START Entries provided

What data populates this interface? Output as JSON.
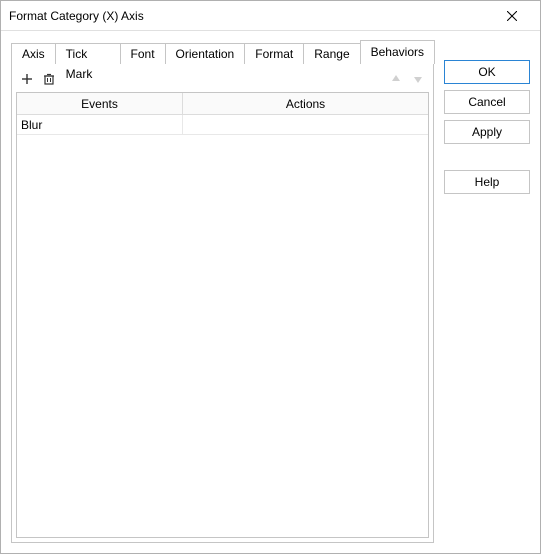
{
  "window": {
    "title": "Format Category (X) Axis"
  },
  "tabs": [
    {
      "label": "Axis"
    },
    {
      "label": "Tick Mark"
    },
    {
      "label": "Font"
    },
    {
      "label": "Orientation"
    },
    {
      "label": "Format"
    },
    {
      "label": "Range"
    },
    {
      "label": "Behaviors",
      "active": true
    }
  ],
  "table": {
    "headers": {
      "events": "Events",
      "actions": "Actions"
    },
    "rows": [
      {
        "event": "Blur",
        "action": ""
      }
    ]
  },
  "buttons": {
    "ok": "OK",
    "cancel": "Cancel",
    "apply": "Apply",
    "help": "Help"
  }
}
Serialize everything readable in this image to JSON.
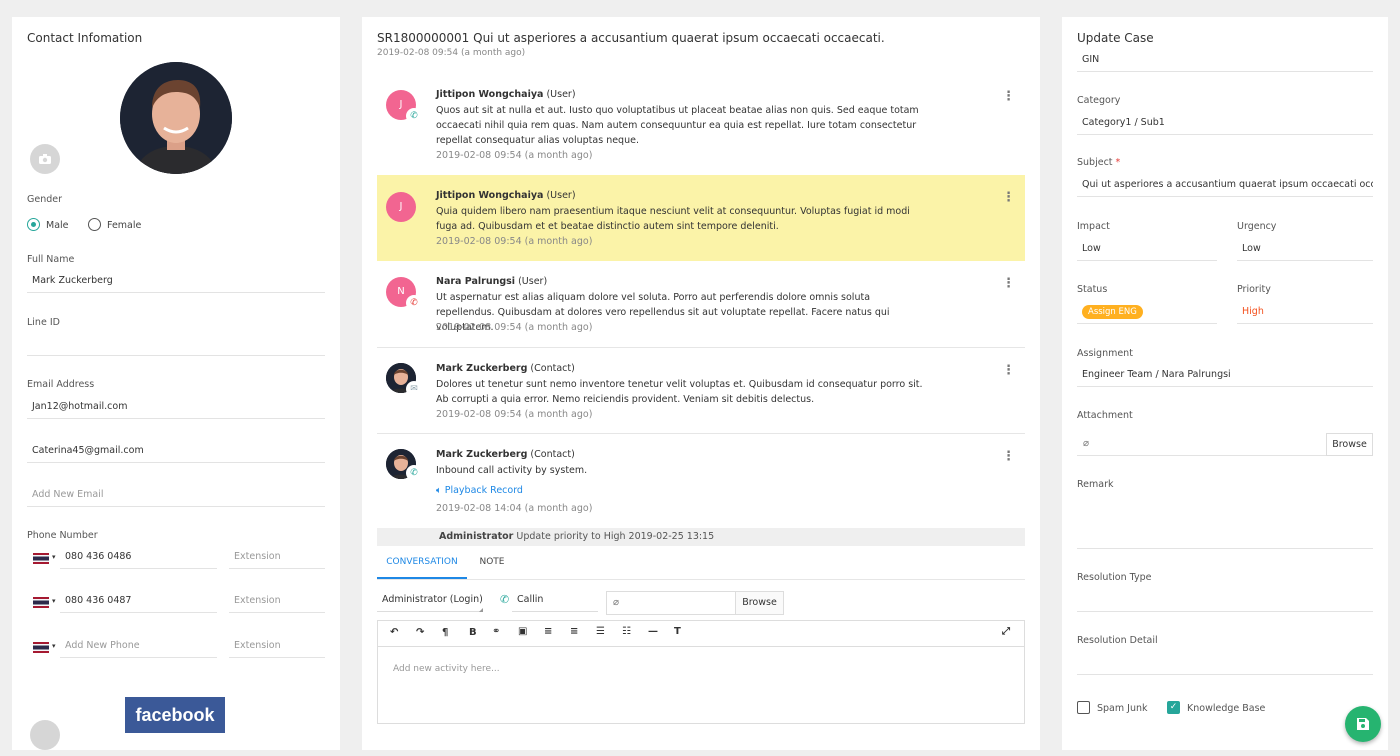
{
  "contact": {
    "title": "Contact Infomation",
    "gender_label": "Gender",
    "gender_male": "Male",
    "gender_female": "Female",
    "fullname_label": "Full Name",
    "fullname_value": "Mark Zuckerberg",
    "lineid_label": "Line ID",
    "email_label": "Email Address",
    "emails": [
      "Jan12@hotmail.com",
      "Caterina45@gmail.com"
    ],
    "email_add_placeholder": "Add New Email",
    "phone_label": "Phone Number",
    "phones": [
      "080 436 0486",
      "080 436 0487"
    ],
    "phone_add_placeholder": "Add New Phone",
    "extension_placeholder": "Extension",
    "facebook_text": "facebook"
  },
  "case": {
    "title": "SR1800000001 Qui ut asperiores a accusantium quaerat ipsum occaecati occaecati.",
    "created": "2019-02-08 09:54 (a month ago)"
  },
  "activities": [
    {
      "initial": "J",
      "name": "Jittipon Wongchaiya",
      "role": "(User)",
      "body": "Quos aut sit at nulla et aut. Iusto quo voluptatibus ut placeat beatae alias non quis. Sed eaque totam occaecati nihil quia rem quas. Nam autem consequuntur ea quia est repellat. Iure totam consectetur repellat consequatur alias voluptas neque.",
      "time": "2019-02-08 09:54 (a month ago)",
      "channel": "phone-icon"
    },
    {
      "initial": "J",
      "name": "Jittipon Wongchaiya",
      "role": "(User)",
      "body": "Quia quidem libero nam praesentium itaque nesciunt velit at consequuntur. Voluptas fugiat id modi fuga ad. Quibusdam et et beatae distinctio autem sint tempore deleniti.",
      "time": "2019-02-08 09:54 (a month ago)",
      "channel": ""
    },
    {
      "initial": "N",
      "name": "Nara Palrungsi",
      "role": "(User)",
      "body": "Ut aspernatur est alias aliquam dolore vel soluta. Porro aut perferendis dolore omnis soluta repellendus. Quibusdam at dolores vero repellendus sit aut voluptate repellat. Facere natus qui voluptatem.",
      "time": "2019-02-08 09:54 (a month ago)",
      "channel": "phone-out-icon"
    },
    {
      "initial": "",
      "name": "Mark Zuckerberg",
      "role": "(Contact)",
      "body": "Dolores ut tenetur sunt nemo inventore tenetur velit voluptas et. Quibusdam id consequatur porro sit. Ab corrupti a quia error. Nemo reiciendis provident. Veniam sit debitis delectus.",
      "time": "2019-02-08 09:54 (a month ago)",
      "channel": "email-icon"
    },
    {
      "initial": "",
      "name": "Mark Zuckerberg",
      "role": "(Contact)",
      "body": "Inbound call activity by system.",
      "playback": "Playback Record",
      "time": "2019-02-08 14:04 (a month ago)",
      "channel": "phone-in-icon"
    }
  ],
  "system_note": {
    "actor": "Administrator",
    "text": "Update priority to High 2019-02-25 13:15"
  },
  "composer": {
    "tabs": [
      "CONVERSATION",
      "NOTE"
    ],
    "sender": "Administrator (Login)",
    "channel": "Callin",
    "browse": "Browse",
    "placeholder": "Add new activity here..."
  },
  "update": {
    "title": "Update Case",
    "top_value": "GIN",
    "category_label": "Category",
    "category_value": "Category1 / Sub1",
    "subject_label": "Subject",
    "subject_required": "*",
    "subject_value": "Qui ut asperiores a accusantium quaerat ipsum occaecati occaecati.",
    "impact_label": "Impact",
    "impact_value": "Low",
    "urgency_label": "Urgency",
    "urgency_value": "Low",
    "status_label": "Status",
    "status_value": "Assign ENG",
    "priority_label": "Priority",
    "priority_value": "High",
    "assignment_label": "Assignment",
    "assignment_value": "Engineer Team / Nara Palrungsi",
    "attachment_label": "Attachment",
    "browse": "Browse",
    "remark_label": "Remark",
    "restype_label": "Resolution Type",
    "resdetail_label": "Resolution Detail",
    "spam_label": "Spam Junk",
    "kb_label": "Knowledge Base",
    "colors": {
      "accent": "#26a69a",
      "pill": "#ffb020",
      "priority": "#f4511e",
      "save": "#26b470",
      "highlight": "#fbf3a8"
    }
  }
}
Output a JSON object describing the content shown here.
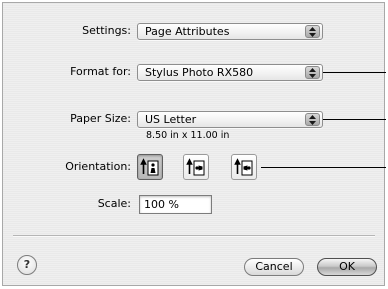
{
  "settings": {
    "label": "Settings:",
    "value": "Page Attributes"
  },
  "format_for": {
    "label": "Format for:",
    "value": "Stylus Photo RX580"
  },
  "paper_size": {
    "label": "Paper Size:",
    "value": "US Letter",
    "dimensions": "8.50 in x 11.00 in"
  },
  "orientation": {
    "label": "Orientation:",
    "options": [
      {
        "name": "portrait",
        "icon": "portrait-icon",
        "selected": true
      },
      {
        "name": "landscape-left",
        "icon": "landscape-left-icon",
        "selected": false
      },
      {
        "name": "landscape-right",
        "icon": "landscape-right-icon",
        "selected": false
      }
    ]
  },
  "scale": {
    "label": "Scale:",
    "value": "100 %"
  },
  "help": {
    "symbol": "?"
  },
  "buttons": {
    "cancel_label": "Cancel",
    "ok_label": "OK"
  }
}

END Entries provided

[Problem requirements]: Reproduce the data word for word, excluding its pictures.

[Written reply]:
What data populates this interface? Output as JSON.
{
  "window": {
    "title": "Format Category (X) Axis"
  },
  "tabs": [
    {
      "label": "Axis"
    },
    {
      "label": "Tick Mark"
    },
    {
      "label": "Font"
    },
    {
      "label": "Orientation"
    },
    {
      "label": "Format"
    },
    {
      "label": "Range"
    },
    {
      "label": "Behaviors",
      "active": true
    }
  ],
  "table": {
    "headers": {
      "events": "Events",
      "actions": "Actions"
    },
    "rows": [
      {
        "event": "Blur",
        "action": ""
      }
    ]
  },
  "buttons": {
    "ok": "OK",
    "cancel": "Cancel",
    "apply": "Apply",
    "help": "Help"
  }
}
Serialize everything readable in this image to JSON.
{
  "contact": {
    "title": "Contact Infomation",
    "gender_label": "Gender",
    "gender_male": "Male",
    "gender_female": "Female",
    "fullname_label": "Full Name",
    "fullname_value": "Mark Zuckerberg",
    "lineid_label": "Line ID",
    "email_label": "Email Address",
    "emails": [
      "Jan12@hotmail.com",
      "Caterina45@gmail.com"
    ],
    "email_add_placeholder": "Add New Email",
    "phone_label": "Phone Number",
    "phones": [
      "080 436 0486",
      "080 436 0487"
    ],
    "phone_add_placeholder": "Add New Phone",
    "extension_placeholder": "Extension",
    "facebook_text": "facebook"
  },
  "case": {
    "title": "SR1800000001 Qui ut asperiores a accusantium quaerat ipsum occaecati occaecati.",
    "created": "2019-02-08 09:54 (a month ago)"
  },
  "activities": [
    {
      "initial": "J",
      "name": "Jittipon Wongchaiya",
      "role": "(User)",
      "body": "Quos aut sit at nulla et aut. Iusto quo voluptatibus ut placeat beatae alias non quis. Sed eaque totam occaecati nihil quia rem quas. Nam autem consequuntur ea quia est repellat. Iure totam consectetur repellat consequatur alias voluptas neque.",
      "time": "2019-02-08 09:54 (a month ago)",
      "channel": "phone-icon"
    },
    {
      "initial": "J",
      "name": "Jittipon Wongchaiya",
      "role": "(User)",
      "body": "Quia quidem libero nam praesentium itaque nesciunt velit at consequuntur. Voluptas fugiat id modi fuga ad. Quibusdam et et beatae distinctio autem sint tempore deleniti.",
      "time": "2019-02-08 09:54 (a month ago)",
      "channel": ""
    },
    {
      "initial": "N",
      "name": "Nara Palrungsi",
      "role": "(User)",
      "body": "Ut aspernatur est alias aliquam dolore vel soluta. Porro aut perferendis dolore omnis soluta repellendus. Quibusdam at dolores vero repellendus sit aut voluptate repellat. Facere natus qui voluptatem.",
      "time": "2019-02-08 09:54 (a month ago)",
      "channel": "phone-out-icon"
    },
    {
      "initial": "",
      "name": "Mark Zuckerberg",
      "role": "(Contact)",
      "body": "Dolores ut tenetur sunt nemo inventore tenetur velit voluptas et. Quibusdam id consequatur porro sit. Ab corrupti a quia error. Nemo reiciendis provident. Veniam sit debitis delectus.",
      "time": "2019-02-08 09:54 (a month ago)",
      "channel": "email-icon"
    },
    {
      "initial": "",
      "name": "Mark Zuckerberg",
      "role": "(Contact)",
      "body": "Inbound call activity by system.",
      "playback": "Playback Record",
      "time": "2019-02-08 14:04 (a month ago)",
      "channel": "phone-in-icon"
    }
  ],
  "system_note": {
    "actor": "Administrator",
    "text": "Update priority to High 2019-02-25 13:15"
  },
  "composer": {
    "tabs": [
      "CONVERSATION",
      "NOTE"
    ],
    "sender": "Administrator (Login)",
    "channel": "Callin",
    "browse": "Browse",
    "placeholder": "Add new activity here..."
  },
  "update": {
    "title": "Update Case",
    "top_value": "GIN",
    "category_label": "Category",
    "category_value": "Category1 / Sub1",
    "subject_label": "Subject",
    "subject_required": "*",
    "subject_value": "Qui ut asperiores a accusantium quaerat ipsum occaecati occaecati.",
    "impact_label": "Impact",
    "impact_value": "Low",
    "urgency_label": "Urgency",
    "urgency_value": "Low",
    "status_label": "Status",
    "status_value": "Assign ENG",
    "priority_label": "Priority",
    "priority_value": "High",
    "assignment_label": "Assignment",
    "assignment_value": "Engineer Team / Nara Palrungsi",
    "attachment_label": "Attachment",
    "browse": "Browse",
    "remark_label": "Remark",
    "restype_label": "Resolution Type",
    "resdetail_label": "Resolution Detail",
    "spam_label": "Spam Junk",
    "kb_label": "Knowledge Base",
    "colors": {
      "accent": "#26a69a",
      "pill": "#ffb020",
      "priority": "#f4511e",
      "save": "#26b470",
      "highlight": "#fbf3a8"
    }
  }
}
Output a JSON object describing the content shown here.
{
  "settings": {
    "label": "Settings:",
    "value": "Page Attributes"
  },
  "format_for": {
    "label": "Format for:",
    "value": "Stylus Photo RX580"
  },
  "paper_size": {
    "label": "Paper Size:",
    "value": "US Letter",
    "dimensions": "8.50 in x 11.00 in"
  },
  "orientation": {
    "label": "Orientation:",
    "options": [
      {
        "name": "portrait",
        "icon": "portrait-icon",
        "selected": true
      },
      {
        "name": "landscape-left",
        "icon": "landscape-left-icon",
        "selected": false
      },
      {
        "name": "landscape-right",
        "icon": "landscape-right-icon",
        "selected": false
      }
    ]
  },
  "scale": {
    "label": "Scale:",
    "value": "100 %"
  },
  "help": {
    "symbol": "?"
  },
  "buttons": {
    "cancel_label": "Cancel",
    "ok_label": "OK"
  }
}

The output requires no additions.